Recorded data:
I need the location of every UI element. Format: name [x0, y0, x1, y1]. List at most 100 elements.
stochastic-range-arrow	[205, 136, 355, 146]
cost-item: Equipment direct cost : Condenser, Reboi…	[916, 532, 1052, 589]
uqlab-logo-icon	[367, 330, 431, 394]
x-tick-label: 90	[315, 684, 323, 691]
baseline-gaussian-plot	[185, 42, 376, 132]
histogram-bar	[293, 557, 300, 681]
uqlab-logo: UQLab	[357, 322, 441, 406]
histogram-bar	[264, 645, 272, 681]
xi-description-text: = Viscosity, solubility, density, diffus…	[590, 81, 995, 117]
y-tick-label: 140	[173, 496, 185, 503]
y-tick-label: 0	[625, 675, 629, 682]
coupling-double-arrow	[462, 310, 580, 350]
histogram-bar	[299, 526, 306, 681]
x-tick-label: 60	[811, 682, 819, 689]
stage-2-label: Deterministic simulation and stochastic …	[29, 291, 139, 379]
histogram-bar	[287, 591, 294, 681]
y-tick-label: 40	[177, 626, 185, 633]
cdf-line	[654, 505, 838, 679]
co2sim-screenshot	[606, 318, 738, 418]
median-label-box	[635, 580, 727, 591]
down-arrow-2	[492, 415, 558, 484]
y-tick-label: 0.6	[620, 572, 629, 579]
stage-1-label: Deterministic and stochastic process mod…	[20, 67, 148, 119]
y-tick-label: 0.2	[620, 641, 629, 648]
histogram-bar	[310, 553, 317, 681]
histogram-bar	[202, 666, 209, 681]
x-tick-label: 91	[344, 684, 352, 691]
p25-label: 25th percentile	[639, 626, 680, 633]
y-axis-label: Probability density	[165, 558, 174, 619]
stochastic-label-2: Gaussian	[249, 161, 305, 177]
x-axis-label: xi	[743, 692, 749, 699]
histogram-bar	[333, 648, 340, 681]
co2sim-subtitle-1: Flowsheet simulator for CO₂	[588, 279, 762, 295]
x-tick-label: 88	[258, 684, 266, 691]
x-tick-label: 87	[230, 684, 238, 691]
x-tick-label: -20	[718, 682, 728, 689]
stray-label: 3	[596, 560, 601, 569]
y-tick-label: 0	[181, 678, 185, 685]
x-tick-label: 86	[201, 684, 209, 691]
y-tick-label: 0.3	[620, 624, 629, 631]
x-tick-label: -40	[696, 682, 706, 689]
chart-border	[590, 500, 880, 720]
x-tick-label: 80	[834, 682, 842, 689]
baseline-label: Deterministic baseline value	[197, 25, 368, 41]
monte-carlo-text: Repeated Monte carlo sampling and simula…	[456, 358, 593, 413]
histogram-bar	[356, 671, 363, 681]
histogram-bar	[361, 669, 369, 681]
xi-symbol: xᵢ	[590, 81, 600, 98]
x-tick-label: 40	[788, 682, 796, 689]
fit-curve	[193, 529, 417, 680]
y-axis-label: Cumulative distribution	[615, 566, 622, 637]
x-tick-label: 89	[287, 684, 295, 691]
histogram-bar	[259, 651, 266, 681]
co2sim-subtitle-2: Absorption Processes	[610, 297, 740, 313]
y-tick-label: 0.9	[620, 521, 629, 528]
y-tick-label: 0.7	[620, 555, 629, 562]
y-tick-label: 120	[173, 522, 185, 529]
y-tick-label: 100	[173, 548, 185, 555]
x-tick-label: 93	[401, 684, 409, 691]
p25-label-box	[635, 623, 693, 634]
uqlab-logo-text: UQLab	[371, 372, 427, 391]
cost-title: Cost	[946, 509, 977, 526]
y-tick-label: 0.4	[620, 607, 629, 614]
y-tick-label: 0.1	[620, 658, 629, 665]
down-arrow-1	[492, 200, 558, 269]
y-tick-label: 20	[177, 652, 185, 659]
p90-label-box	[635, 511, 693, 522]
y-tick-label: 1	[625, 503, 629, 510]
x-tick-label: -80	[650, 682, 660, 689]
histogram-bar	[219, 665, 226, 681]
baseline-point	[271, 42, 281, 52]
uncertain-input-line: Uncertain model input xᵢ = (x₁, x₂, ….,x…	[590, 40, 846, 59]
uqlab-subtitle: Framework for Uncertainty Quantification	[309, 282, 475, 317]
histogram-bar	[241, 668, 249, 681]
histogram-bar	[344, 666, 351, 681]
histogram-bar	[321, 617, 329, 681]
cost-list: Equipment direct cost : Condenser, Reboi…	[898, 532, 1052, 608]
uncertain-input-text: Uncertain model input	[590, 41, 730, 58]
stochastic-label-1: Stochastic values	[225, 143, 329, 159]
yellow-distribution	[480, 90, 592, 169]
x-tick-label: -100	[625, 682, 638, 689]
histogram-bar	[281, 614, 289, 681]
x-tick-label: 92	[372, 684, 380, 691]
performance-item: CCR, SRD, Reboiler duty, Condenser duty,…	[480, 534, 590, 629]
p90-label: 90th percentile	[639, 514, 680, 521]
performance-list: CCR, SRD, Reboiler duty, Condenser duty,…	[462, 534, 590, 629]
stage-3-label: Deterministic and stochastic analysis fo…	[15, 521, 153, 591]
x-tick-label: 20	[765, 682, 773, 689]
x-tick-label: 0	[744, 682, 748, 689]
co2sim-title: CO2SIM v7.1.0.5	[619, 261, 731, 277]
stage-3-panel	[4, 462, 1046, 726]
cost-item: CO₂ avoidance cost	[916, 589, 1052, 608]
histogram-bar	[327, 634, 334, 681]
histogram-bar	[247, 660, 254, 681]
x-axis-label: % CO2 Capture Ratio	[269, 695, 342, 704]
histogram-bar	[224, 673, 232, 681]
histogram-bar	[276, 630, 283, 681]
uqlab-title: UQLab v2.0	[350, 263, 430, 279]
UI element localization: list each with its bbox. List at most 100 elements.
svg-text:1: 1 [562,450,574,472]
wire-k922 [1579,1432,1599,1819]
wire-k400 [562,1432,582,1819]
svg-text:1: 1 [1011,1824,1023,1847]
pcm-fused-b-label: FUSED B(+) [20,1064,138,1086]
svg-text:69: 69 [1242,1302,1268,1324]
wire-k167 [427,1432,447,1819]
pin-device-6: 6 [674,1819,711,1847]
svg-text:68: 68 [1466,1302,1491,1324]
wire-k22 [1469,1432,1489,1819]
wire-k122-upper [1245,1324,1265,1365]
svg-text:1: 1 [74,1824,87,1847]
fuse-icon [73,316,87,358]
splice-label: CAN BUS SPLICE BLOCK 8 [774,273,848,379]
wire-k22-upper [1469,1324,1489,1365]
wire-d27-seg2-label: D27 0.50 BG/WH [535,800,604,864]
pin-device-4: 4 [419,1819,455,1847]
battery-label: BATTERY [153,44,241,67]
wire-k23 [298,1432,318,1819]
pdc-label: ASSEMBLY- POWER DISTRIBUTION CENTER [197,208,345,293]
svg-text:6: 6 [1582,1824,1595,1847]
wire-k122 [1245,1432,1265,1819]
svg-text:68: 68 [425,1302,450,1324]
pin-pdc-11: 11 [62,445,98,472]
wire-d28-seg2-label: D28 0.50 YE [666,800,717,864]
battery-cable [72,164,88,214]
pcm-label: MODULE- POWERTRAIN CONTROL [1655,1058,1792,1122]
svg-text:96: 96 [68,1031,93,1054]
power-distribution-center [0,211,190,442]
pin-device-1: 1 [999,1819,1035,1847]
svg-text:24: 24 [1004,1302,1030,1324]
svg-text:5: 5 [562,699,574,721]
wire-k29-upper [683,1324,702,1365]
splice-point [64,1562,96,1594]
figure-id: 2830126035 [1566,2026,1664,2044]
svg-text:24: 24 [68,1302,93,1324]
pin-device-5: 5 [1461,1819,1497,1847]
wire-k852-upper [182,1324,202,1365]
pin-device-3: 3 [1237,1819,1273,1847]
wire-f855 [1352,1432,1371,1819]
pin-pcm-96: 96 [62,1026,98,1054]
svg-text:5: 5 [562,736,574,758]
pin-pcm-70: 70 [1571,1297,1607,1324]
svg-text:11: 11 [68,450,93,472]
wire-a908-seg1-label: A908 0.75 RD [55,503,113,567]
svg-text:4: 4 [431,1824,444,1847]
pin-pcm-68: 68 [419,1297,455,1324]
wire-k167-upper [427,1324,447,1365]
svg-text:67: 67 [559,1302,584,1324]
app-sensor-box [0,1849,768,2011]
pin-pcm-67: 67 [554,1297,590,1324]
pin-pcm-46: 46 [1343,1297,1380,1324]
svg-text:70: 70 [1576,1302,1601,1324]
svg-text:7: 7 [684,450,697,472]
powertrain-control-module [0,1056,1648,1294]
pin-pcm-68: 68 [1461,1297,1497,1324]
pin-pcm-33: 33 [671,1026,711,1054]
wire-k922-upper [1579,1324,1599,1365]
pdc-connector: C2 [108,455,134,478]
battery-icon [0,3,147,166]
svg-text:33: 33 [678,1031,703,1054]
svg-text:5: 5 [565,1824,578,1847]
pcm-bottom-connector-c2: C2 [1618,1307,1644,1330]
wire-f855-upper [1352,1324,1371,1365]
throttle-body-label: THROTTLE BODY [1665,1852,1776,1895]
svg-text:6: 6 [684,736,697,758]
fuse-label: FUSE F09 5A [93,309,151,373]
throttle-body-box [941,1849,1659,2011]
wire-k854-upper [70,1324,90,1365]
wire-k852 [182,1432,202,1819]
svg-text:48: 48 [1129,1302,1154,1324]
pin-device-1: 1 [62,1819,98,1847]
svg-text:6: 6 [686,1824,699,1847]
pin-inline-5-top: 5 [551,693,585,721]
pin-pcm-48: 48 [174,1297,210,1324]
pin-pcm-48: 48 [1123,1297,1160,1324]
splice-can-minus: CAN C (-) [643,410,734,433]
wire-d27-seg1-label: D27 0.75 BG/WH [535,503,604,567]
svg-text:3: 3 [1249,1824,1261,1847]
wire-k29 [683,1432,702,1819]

What is asked: Render the material above as a Markdown table with columns headed Row and Line, starting at its first line and ending at the line that contains "co2sim-subtitle-1: Flowsheet simulator". Number each row, and leave out any blank lines.

Exercise result:
| Row | Line |
|---|---|
| 1 | I need the location of every UI element. Format: name [x0, y0, x1, y1]. List at most 100 elements. |
| 2 | stochastic-range-arrow	[205, 136, 355, 146] |
| 3 | cost-item: Equipment direct cost : Condenser, Reboi…	[916, 532, 1052, 589] |
| 4 | uqlab-logo-icon	[367, 330, 431, 394] |
| 5 | x-tick-label: 90	[315, 684, 323, 691] |
| 6 | baseline-gaussian-plot	[185, 42, 376, 132] |
| 7 | histogram-bar	[293, 557, 300, 681] |
| 8 | uqlab-logo: UQLab	[357, 322, 441, 406] |
| 9 | histogram-bar	[264, 645, 272, 681] |
| 10 | xi-description-text: = Viscosity, solubility, density, diffus…	[590, 81, 995, 117] |
| 11 | y-tick-label: 140	[173, 496, 185, 503] |
| 12 | y-tick-label: 0	[625, 675, 629, 682] |
| 13 | coupling-double-arrow	[462, 310, 580, 350] |
| 14 | histogram-bar	[299, 526, 306, 681] |
| 15 | x-tick-label: 60	[811, 682, 819, 689] |
| 16 | stage-2-label: Deterministic simulation and stochastic …	[29, 291, 139, 379] |
| 17 | histogram-bar	[287, 591, 294, 681] |
| 18 | y-tick-label: 40	[177, 626, 185, 633] |
| 19 | cdf-line	[654, 505, 838, 679] |
| 20 | co2sim-screenshot	[606, 318, 738, 418] |
| 21 | median-label-box	[635, 580, 727, 591] |
| 22 | down-arrow-2	[492, 415, 558, 484] |
| 23 | y-tick-label: 0.6	[620, 572, 629, 579] |
| 24 | stage-1-label: Deterministic and stochastic process mod…	[20, 67, 148, 119] |
| 25 | y-tick-label: 0.2	[620, 641, 629, 648] |
| 26 | histogram-bar	[310, 553, 317, 681] |
| 27 | histogram-bar	[202, 666, 209, 681] |
| 28 | x-tick-label: 91	[344, 684, 352, 691] |
| 29 | p25-label: 25th percentile	[639, 626, 680, 633] |
| 30 | y-axis-label: Probability density	[165, 558, 174, 619] |
| 31 | stochastic-label-2: Gaussian	[249, 161, 305, 177] |
| 32 | x-axis-label: xi	[743, 692, 749, 699] |
| 33 | histogram-bar	[333, 648, 340, 681] |
| 34 | co2sim-subtitle-1: Flowsheet simulator for CO₂	[588, 279, 762, 295] |